---- RECORDS FOR THE TASK

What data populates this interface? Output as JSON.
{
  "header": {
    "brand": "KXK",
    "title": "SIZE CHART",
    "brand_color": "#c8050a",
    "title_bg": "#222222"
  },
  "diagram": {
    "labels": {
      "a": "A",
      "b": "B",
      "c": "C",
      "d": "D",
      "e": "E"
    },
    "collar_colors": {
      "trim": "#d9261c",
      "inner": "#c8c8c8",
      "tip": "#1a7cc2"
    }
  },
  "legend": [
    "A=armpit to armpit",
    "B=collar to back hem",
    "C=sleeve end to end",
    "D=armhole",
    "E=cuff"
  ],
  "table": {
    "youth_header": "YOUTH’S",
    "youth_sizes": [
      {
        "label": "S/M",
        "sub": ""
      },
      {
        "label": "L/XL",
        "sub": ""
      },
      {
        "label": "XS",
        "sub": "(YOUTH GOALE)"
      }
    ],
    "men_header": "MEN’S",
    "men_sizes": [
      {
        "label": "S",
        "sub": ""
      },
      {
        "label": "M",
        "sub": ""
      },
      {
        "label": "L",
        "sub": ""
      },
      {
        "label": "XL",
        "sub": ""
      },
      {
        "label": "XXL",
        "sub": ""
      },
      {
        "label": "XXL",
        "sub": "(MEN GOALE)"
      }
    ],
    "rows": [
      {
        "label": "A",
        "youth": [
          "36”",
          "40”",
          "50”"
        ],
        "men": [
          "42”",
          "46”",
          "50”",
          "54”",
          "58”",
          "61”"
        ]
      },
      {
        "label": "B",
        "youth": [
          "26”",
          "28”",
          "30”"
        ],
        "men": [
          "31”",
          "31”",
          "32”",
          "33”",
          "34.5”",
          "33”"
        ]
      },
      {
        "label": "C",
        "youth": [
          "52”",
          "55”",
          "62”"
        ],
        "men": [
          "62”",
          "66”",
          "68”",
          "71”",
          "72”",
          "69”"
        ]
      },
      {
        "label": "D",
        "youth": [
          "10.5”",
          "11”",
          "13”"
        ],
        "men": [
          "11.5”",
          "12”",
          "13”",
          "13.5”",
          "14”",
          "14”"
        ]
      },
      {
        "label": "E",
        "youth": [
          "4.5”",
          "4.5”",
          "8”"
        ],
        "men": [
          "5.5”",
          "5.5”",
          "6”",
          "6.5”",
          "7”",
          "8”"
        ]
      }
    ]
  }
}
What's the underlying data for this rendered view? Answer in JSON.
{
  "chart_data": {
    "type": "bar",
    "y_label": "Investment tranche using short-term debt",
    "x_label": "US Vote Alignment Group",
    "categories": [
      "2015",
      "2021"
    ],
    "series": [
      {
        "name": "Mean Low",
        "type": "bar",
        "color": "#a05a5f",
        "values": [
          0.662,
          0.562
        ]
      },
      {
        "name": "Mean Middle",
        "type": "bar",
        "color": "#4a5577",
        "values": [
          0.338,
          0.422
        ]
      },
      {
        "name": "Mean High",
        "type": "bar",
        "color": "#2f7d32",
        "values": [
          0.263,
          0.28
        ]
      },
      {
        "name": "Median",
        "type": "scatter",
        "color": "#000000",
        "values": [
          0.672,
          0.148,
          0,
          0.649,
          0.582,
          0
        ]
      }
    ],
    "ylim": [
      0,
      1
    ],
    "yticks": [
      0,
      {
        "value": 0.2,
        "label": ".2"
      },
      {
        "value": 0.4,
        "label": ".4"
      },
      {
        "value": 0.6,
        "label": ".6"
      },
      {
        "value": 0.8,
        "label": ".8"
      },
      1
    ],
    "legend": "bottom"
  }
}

--------

BRIEF: Please restate the data word for word, every record included.

ANSWER TO THIS PROBLEM:
What data populates this interface? Output as JSON.
{
  "header": {
    "brand": "KXK",
    "title": "SIZE CHART",
    "brand_color": "#c8050a",
    "title_bg": "#222222"
  },
  "diagram": {
    "labels": {
      "a": "A",
      "b": "B",
      "c": "C",
      "d": "D",
      "e": "E"
    },
    "collar_colors": {
      "trim": "#d9261c",
      "inner": "#c8c8c8",
      "tip": "#1a7cc2"
    }
  },
  "legend": [
    "A=armpit to armpit",
    "B=collar to back hem",
    "C=sleeve end to end",
    "D=armhole",
    "E=cuff"
  ],
  "table": {
    "youth_header": "YOUTH’S",
    "youth_sizes": [
      {
        "label": "S/M",
        "sub": ""
      },
      {
        "label": "L/XL",
        "sub": ""
      },
      {
        "label": "XS",
        "sub": "(YOUTH GOALE)"
      }
    ],
    "men_header": "MEN’S",
    "men_sizes": [
      {
        "label": "S",
        "sub": ""
      },
      {
        "label": "M",
        "sub": ""
      },
      {
        "label": "L",
        "sub": ""
      },
      {
        "label": "XL",
        "sub": ""
      },
      {
        "label": "XXL",
        "sub": ""
      },
      {
        "label": "XXL",
        "sub": "(MEN GOALE)"
      }
    ],
    "rows": [
      {
        "label": "A",
        "youth": [
          "36”",
          "40”",
          "50”"
        ],
        "men": [
          "42”",
          "46”",
          "50”",
          "54”",
          "58”",
          "61”"
        ]
      },
      {
        "label": "B",
        "youth": [
          "26”",
          "28”",
          "30”"
        ],
        "men": [
          "31”",
          "31”",
          "32”",
          "33”",
          "34.5”",
          "33”"
        ]
      },
      {
        "label": "C",
        "youth": [
          "52”",
          "55”",
          "62”"
        ],
        "men": [
          "62”",
          "66”",
          "68”",
          "71”",
          "72”",
          "69”"
        ]
      },
      {
        "label": "D",
        "youth": [
          "10.5”",
          "11”",
          "13”"
        ],
        "men": [
          "11.5”",
          "12”",
          "13”",
          "13.5”",
          "14”",
          "14”"
        ]
      },
      {
        "label": "E",
        "youth": [
          "4.5”",
          "4.5”",
          "8”"
        ],
        "men": [
          "5.5”",
          "5.5”",
          "6”",
          "6.5”",
          "7”",
          "8”"
        ]
      }
    ]
  }
}
What's the underlying data for this rendered view? Answer in JSON.
{
  "chart_data": {
    "type": "bar",
    "y_label": "Investment tranche using short-term debt",
    "x_label": "US Vote Alignment Group",
    "categories": [
      "2015",
      "2021"
    ],
    "series": [
      {
        "name": "Mean Low",
        "type": "bar",
        "color": "#a05a5f",
        "values": [
          0.662,
          0.562
        ]
      },
      {
        "name": "Mean Middle",
        "type": "bar",
        "color": "#4a5577",
        "values": [
          0.338,
          0.422
        ]
      },
      {
        "name": "Mean High",
        "type": "bar",
        "color": "#2f7d32",
        "values": [
          0.263,
          0.28
        ]
      },
      {
        "name": "Median",
        "type": "scatter",
        "color": "#000000",
        "values": [
          0.672,
          0.148,
          0,
          0.649,
          0.582,
          0
        ]
      }
    ],
    "ylim": [
      0,
      1
    ],
    "yticks": [
      0,
      {
        "value": 0.2,
        "label": ".2"
      },
      {
        "value": 0.4,
        "label": ".4"
      },
      {
        "value": 0.6,
        "label": ".6"
      },
      {
        "value": 0.8,
        "label": ".8"
      },
      1
    ],
    "legend": "bottom"
  }
}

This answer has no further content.